**Data rows:**
--- Start ---

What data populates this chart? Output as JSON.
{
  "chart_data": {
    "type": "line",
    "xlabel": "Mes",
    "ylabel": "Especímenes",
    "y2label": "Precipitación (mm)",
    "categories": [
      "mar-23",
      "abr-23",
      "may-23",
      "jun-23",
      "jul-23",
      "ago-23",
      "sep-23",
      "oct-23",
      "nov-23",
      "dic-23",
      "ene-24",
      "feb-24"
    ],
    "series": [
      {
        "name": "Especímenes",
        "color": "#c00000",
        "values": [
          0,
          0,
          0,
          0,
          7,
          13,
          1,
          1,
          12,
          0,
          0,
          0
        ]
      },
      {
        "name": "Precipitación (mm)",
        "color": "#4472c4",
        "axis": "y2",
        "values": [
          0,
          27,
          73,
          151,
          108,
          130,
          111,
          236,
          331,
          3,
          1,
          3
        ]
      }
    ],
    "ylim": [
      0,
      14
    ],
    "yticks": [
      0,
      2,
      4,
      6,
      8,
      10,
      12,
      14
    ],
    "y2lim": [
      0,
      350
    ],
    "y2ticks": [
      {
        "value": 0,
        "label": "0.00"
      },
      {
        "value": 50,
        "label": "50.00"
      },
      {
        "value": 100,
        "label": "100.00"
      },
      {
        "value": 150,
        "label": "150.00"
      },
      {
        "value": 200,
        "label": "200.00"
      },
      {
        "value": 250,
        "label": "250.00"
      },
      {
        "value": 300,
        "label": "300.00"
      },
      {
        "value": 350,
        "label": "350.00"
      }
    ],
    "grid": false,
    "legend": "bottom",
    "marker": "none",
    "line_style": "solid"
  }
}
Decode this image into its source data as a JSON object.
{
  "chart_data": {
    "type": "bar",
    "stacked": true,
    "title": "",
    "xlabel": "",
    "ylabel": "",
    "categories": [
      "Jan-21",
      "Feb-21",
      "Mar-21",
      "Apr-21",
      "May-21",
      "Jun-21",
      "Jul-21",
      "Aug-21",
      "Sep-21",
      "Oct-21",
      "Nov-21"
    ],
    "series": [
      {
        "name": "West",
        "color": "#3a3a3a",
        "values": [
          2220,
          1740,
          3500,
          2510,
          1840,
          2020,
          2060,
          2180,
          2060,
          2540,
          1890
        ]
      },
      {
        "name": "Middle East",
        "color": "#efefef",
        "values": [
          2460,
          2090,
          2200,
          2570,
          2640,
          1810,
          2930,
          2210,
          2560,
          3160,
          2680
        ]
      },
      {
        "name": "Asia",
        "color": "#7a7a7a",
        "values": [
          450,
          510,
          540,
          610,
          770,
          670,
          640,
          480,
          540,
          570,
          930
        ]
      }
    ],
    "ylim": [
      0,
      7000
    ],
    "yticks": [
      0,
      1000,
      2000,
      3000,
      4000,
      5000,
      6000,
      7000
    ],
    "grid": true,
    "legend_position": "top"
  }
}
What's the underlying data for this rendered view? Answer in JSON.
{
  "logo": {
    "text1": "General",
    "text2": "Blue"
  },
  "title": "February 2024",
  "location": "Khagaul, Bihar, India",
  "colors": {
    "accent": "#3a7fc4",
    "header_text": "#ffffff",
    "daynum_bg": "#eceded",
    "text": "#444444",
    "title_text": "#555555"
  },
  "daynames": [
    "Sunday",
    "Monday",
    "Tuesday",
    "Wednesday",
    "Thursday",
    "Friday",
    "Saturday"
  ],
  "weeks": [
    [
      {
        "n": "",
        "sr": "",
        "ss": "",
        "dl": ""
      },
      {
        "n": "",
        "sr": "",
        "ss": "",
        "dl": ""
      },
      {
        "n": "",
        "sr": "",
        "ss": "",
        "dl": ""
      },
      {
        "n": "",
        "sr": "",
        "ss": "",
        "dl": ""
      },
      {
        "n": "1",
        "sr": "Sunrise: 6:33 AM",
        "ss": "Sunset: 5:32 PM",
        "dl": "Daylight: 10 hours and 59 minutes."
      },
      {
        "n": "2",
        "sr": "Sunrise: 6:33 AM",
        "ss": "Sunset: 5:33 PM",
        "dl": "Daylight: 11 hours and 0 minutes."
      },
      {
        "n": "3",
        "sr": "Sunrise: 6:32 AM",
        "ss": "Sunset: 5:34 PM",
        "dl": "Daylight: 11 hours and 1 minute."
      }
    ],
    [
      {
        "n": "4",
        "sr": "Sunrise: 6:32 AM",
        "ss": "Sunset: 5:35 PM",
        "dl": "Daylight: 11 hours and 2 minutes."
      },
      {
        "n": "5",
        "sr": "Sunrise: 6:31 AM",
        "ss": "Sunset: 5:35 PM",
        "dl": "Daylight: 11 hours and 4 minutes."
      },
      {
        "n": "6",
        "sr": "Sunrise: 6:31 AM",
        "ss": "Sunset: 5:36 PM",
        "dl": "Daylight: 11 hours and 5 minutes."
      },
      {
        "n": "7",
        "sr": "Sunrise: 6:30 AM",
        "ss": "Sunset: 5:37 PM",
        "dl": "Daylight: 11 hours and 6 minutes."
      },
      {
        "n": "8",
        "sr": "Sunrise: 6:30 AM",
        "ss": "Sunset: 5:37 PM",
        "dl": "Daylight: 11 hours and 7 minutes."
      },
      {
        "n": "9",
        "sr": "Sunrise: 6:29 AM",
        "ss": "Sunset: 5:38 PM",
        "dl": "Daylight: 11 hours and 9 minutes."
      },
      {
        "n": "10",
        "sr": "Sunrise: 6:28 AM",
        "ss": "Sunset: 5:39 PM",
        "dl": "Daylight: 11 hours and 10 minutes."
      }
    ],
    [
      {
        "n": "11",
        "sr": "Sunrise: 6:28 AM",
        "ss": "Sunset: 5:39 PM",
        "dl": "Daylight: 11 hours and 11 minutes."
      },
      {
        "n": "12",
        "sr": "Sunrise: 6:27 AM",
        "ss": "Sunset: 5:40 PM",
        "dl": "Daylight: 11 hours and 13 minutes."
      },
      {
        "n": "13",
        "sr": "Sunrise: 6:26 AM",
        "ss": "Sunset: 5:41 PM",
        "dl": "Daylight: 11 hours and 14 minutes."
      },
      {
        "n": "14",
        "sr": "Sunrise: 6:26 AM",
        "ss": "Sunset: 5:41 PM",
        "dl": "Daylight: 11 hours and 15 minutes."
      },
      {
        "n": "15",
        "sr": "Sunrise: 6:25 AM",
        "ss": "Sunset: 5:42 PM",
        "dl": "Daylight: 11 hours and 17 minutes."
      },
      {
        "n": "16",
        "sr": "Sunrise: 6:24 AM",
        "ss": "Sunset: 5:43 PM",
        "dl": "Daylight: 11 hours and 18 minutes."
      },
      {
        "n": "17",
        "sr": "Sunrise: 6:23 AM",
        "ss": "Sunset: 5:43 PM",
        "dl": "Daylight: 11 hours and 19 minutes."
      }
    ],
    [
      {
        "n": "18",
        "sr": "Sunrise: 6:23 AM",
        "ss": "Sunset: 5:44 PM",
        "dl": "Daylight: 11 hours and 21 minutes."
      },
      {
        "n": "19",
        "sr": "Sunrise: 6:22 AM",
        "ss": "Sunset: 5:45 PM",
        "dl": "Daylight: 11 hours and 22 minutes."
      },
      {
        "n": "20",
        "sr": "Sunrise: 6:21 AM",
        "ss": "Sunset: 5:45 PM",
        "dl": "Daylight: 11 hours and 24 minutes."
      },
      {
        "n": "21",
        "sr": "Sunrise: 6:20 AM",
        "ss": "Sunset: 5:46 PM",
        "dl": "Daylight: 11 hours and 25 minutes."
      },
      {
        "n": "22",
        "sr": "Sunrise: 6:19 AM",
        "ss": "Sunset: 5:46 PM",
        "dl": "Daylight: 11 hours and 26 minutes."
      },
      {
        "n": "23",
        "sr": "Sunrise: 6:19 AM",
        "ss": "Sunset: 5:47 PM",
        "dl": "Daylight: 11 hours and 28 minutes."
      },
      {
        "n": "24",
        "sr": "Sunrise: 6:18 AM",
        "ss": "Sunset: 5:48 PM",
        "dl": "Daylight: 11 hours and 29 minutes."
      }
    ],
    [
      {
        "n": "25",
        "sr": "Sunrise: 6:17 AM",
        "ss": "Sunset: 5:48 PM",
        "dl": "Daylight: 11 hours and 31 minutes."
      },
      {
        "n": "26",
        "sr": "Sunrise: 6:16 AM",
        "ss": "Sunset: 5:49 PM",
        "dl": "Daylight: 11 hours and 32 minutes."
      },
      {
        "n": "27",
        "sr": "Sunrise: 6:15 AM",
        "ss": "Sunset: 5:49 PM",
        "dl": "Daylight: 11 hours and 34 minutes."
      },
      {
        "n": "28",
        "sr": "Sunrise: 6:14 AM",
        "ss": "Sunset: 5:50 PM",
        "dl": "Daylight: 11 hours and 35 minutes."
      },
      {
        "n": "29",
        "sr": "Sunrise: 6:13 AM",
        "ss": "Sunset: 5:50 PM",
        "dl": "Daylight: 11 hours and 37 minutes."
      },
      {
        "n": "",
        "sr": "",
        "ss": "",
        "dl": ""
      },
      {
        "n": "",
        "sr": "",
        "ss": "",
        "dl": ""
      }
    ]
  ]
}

--- End ---

**Directive:** Search the data above for lines holding "this" and copy each of them.

**Task result:**
What data populates this chart? Output as JSON.
Decode this image into its source data as a JSON object.
What's the underlying data for this rendered view? Answer in JSON.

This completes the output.